Records to process »
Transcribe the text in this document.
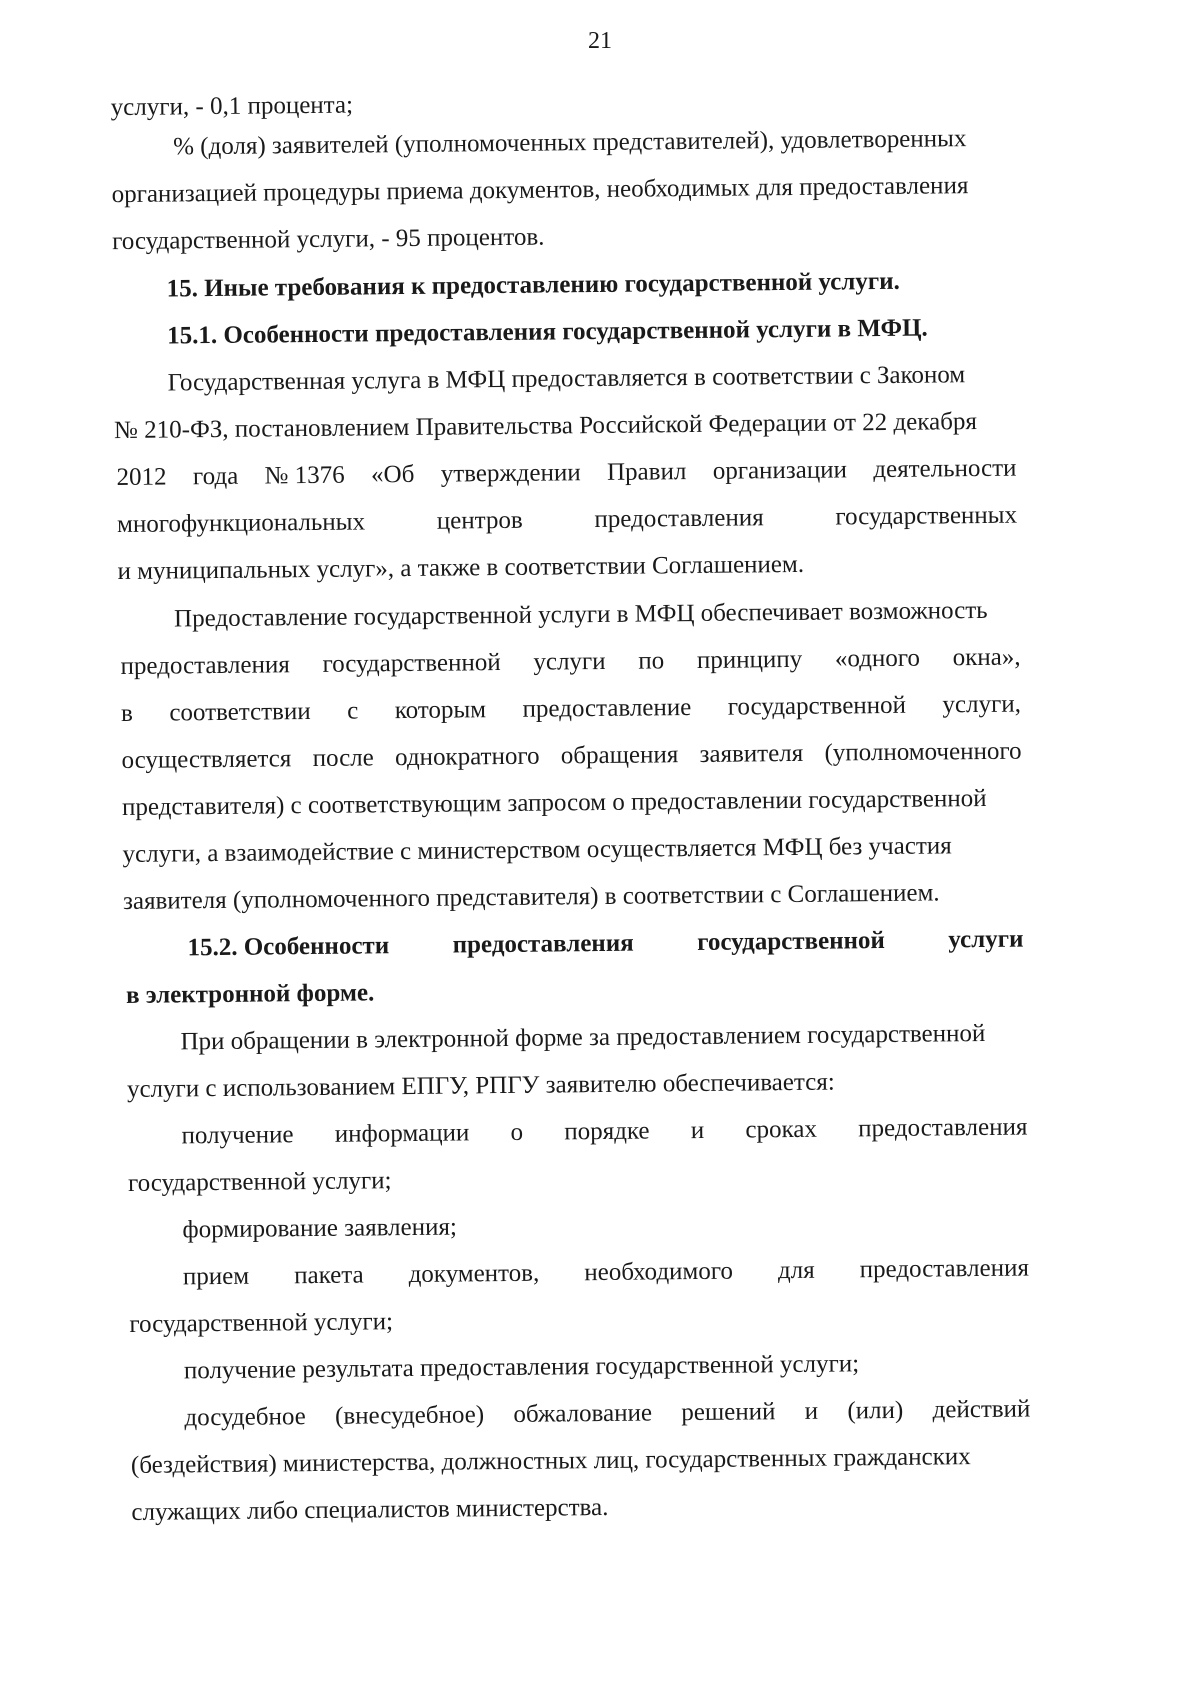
21
услуги, - 0,1 процента;
% (доля) заявителей (уполномоченных представителей), удовлетворенных
организацией процедуры приема документов, необходимых для предоставления
государственной услуги, - 95 процентов.
15. Иные требования к предоставлению государственной услуги.
15.1. Особенности предоставления государственной услуги в МФЦ.
Государственная услуга в МФЦ предоставляется в соответствии с Законом
№ 210-ФЗ, постановлением Правительства Российской Федерации от 22 декабря
2012 года № 1376 «Об утверждении Правил организации деятельности
многофункциональных	центров	предоставления	государственных
и муниципальных услуг», а также в соответствии Соглашением.
Предоставление государственной услуги в МФЦ обеспечивает возможность
предоставления государственной услуги по принципу «одного окна»,
в соответствии с которым предоставление государственной услуги,
осуществляется после однократного обращения заявителя (уполномоченного
представителя) с соответствующим запросом о предоставлении государственной
услуги, а взаимодействие с министерством осуществляется МФЦ без участия
заявителя (уполномоченного представителя) в соответствии с Соглашением.
15.2. Особенности	предоставления	государственной	услуги
в электронной форме.
При обращении в электронной форме за предоставлением государственной
услуги с использованием ЕПГУ, РПГУ заявителю обеспечивается:
получение информации о порядке и сроках предоставления
государственной услуги;
формирование заявления;
прием пакета документов, необходимого для предоставления
государственной услуги;
получение результата предоставления государственной услуги;
досудебное (внесудебное) обжалование решений и (или) действий
(бездействия) министерства, должностных лиц, государственных гражданских
служащих либо специалистов министерства.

Problem description » Transcribe the listing in full. Omit the pictures and keep every line exact.

The result »
Transcribe the text in this document.
21
услуги, - 0,1 процента;
% (доля) заявителей (уполномоченных представителей), удовлетворенных
организацией процедуры приема документов, необходимых для предоставления
государственной услуги, - 95 процентов.
15. Иные требования к предоставлению государственной услуги.
15.1. Особенности предоставления государственной услуги в МФЦ.
Государственная услуга в МФЦ предоставляется в соответствии с Законом
№ 210-ФЗ, постановлением Правительства Российской Федерации от 22 декабря
2012 года № 1376 «Об утверждении Правил организации деятельности
многофункциональных	центров	предоставления	государственных
и муниципальных услуг», а также в соответствии Соглашением.
Предоставление государственной услуги в МФЦ обеспечивает возможность
предоставления государственной услуги по принципу «одного окна»,
в соответствии с которым предоставление государственной услуги,
осуществляется после однократного обращения заявителя (уполномоченного
представителя) с соответствующим запросом о предоставлении государственной
услуги, а взаимодействие с министерством осуществляется МФЦ без участия
заявителя (уполномоченного представителя) в соответствии с Соглашением.
15.2. Особенности	предоставления	государственной	услуги
в электронной форме.
При обращении в электронной форме за предоставлением государственной
услуги с использованием ЕПГУ, РПГУ заявителю обеспечивается:
получение информации о порядке и сроках предоставления
государственной услуги;
формирование заявления;
прием пакета документов, необходимого для предоставления
государственной услуги;
получение результата предоставления государственной услуги;
досудебное (внесудебное) обжалование решений и (или) действий
(бездействия) министерства, должностных лиц, государственных гражданских
служащих либо специалистов министерства.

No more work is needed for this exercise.